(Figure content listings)
★ ★ ★

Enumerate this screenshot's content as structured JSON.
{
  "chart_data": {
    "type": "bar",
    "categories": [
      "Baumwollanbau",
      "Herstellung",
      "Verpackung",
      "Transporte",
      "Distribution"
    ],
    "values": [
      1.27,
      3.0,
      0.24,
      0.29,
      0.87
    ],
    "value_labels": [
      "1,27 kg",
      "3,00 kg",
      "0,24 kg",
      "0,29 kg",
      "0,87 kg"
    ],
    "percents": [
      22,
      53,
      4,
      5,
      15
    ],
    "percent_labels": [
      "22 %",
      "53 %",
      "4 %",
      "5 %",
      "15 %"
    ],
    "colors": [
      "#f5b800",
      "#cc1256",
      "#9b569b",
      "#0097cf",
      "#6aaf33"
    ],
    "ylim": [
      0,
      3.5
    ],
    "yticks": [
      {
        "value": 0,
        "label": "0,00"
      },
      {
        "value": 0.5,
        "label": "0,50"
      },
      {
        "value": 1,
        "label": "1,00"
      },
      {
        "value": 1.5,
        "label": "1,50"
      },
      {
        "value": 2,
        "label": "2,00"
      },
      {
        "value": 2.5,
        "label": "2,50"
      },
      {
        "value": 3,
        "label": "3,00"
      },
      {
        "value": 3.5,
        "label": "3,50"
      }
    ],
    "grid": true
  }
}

★ ★ ★

Return the material exactly as it stands.

Enumerate this screenshot's content as structured JSON.
{
  "chart_data": {
    "type": "bar",
    "categories": [
      "Baumwollanbau",
      "Herstellung",
      "Verpackung",
      "Transporte",
      "Distribution"
    ],
    "values": [
      1.27,
      3.0,
      0.24,
      0.29,
      0.87
    ],
    "value_labels": [
      "1,27 kg",
      "3,00 kg",
      "0,24 kg",
      "0,29 kg",
      "0,87 kg"
    ],
    "percents": [
      22,
      53,
      4,
      5,
      15
    ],
    "percent_labels": [
      "22 %",
      "53 %",
      "4 %",
      "5 %",
      "15 %"
    ],
    "colors": [
      "#f5b800",
      "#cc1256",
      "#9b569b",
      "#0097cf",
      "#6aaf33"
    ],
    "ylim": [
      0,
      3.5
    ],
    "yticks": [
      {
        "value": 0,
        "label": "0,00"
      },
      {
        "value": 0.5,
        "label": "0,50"
      },
      {
        "value": 1,
        "label": "1,00"
      },
      {
        "value": 1.5,
        "label": "1,50"
      },
      {
        "value": 2,
        "label": "2,00"
      },
      {
        "value": 2.5,
        "label": "2,50"
      },
      {
        "value": 3,
        "label": "3,00"
      },
      {
        "value": 3.5,
        "label": "3,50"
      }
    ],
    "grid": true
  }
}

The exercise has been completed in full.